----- Document text

ANC 4B Resolution on Zoning Rewrite

Adopted at regularly scheduled meeting of October 23, 2013

 

RESOLVED:

 

That in all matters that go before the Zoning Commission in the new zoning regulations, all matters should be a variance or a special exception for the first ten years.

 

FURTHER RESOLVED:

 

Advisory Neighborhood Commission 4B makes the following recommendations to the Zoning Commission regarding the revision of the District of Columbia’s zoning regulations:

  

 

Georgia Avenue Development

 

ANC 4B has the following issues and concerns regarding Georgia Avenue development:

 

Georgia Avenue within Advisory Neighborhood Commission 4B is a key commercial area with shallow lots zoned for residential and mixed use development that is adjacent to single-family homes in well-established and high-quality residential neighborhoods.  Care must be taken to ensure that new multi-family or mixed-use development does not overwhelm neighboring single-family homes.  Developing these lots in such a way as to make them compatible with their lower-scale neighbors is challenging even with the current limitations on height and FAR and existing set-back and rear-yard requirements.

----------
----- Extracted information

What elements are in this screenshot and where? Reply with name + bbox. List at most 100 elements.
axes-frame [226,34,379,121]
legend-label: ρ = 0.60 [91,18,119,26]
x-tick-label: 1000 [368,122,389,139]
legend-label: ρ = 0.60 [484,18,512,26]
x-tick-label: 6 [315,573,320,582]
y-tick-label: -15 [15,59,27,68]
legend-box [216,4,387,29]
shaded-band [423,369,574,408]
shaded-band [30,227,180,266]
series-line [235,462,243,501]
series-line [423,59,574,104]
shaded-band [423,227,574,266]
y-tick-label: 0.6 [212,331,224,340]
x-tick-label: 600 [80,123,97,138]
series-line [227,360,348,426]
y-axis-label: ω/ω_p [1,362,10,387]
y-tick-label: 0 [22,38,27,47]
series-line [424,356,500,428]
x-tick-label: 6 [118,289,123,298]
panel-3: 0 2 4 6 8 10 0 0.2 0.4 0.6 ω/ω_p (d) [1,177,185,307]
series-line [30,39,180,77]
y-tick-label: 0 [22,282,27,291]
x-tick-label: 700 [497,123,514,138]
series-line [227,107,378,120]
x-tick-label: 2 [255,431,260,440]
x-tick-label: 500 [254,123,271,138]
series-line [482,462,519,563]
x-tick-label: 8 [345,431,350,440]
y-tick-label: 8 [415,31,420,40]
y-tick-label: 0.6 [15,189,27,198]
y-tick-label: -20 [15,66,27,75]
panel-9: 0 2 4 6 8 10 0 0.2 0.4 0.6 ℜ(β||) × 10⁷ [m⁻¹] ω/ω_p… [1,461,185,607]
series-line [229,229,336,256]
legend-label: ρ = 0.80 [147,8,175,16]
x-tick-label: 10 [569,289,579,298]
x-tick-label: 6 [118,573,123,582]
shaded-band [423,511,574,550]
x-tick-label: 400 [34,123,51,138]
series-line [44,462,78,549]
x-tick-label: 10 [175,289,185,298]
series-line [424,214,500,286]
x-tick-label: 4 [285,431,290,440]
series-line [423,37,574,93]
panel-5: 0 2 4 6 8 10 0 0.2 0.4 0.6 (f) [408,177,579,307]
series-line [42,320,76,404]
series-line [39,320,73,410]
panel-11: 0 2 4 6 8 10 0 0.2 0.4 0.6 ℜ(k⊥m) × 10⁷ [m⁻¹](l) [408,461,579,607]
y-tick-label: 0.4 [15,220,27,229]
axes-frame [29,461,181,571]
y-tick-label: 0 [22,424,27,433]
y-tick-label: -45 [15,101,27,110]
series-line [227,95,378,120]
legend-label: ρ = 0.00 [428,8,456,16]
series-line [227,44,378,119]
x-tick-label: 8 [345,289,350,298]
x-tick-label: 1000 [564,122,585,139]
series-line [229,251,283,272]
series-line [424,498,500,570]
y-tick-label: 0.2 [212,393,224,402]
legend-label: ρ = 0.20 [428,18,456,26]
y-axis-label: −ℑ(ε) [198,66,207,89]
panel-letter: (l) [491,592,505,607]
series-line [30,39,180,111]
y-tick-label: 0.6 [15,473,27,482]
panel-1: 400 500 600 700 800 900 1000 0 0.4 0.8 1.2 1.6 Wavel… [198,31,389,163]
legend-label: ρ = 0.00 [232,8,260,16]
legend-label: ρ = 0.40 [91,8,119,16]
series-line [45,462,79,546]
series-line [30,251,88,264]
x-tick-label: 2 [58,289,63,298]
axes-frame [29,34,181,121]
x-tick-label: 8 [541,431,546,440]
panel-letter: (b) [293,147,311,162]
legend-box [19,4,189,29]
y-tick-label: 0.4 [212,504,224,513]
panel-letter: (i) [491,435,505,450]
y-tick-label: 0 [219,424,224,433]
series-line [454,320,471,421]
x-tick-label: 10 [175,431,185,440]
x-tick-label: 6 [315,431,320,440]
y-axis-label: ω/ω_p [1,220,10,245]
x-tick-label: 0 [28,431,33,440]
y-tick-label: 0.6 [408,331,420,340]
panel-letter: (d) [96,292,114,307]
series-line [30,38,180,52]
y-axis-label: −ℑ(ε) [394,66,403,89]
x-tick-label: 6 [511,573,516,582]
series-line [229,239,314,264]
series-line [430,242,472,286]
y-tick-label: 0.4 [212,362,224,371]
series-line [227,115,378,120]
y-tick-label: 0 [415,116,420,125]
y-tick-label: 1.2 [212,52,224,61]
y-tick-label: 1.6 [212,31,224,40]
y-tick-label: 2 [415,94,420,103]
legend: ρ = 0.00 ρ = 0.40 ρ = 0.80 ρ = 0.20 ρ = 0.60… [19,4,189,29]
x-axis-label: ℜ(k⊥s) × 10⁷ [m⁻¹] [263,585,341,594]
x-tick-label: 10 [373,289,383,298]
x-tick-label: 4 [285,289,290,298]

----------

=== Brief 1 ===
When was the resolution on the zoning rewrite adopted?
=== Brief 2 ===
Continue the resolution on the zoning rewrite from where it stops.

=== Response 1 ===
It was adopted at a regularly scheduled meeting on October 23, 2013.

=== Response 2 ===
 

Upper Georgia Avenue has at least two pawn shops within three-quarters of a mile. Pawn shops and check cashing businesses are lower-quality retail whose presence discourages the higher-quality retail needed for the revitalization of Upper Georgia Avenue.

 

THEREFORE BE IT RESOLVED that Advisory Neighborhood Commission 4B recommends that

 

1.  FAR, height, and lot occupancy and rear and side yard requirements not deviate from those detailed in the 2008 Upper Georgia Avenue Great Streets Redevelopment Plan and in the subsequent Takoma Overlay Zone.  Rear and side yard requirements should not be reduced.

 

2.   Pawn shops and check cashing businesses should be permitted only by special exception.

 

Takoma Neighborhood Mixed-Use Zone

 

ANC 4B has the following issues and concerns regarding the Takoma Neighborhood Mixed-Use Zone:

 

The Takoma Neighborhood Mixed-Use Zone lies within the heart of the Takoma Park Historic District and includes exceptional single-family and multi-family homes as well as a good stock of moderate and affordably-priced housing.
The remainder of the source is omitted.